[Dataset excerpts]
— Begin —

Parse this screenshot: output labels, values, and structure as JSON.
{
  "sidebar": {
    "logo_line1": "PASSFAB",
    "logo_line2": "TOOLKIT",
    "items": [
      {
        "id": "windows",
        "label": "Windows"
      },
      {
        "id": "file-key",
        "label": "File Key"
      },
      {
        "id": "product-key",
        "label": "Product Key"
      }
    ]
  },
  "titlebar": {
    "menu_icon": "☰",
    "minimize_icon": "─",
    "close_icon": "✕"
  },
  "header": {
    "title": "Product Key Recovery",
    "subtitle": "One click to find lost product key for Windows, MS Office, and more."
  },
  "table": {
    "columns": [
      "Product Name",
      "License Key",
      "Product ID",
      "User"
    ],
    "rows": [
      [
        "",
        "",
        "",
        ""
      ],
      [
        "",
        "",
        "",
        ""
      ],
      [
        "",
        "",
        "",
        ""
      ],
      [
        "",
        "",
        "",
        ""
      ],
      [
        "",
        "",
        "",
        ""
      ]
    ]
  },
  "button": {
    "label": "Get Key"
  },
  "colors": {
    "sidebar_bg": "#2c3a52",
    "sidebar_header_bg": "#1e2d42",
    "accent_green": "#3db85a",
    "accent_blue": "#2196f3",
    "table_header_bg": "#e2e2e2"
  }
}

— End —

Reproduce each entry above exactly, keeping every word.

- [Output of the task]:
Parse this screenshot: output labels, values, and structure as JSON.
{
  "sidebar": {
    "logo_line1": "PASSFAB",
    "logo_line2": "TOOLKIT",
    "items": [
      {
        "id": "windows",
        "label": "Windows"
      },
      {
        "id": "file-key",
        "label": "File Key"
      },
      {
        "id": "product-key",
        "label": "Product Key"
      }
    ]
  },
  "titlebar": {
    "menu_icon": "☰",
    "minimize_icon": "─",
    "close_icon": "✕"
  },
  "header": {
    "title": "Product Key Recovery",
    "subtitle": "One click to find lost product key for Windows, MS Office, and more."
  },
  "table": {
    "columns": [
      "Product Name",
      "License Key",
      "Product ID",
      "User"
    ],
    "rows": [
      [
        "",
        "",
        "",
        ""
      ],
      [
        "",
        "",
        "",
        ""
      ],
      [
        "",
        "",
        "",
        ""
      ],
      [
        "",
        "",
        "",
        ""
      ],
      [
        "",
        "",
        "",
        ""
      ]
    ]
  },
  "button": {
    "label": "Get Key"
  },
  "colors": {
    "sidebar_bg": "#2c3a52",
    "sidebar_header_bg": "#1e2d42",
    "accent_green": "#3db85a",
    "accent_blue": "#2196f3",
    "table_header_bg": "#e2e2e2"
  }
}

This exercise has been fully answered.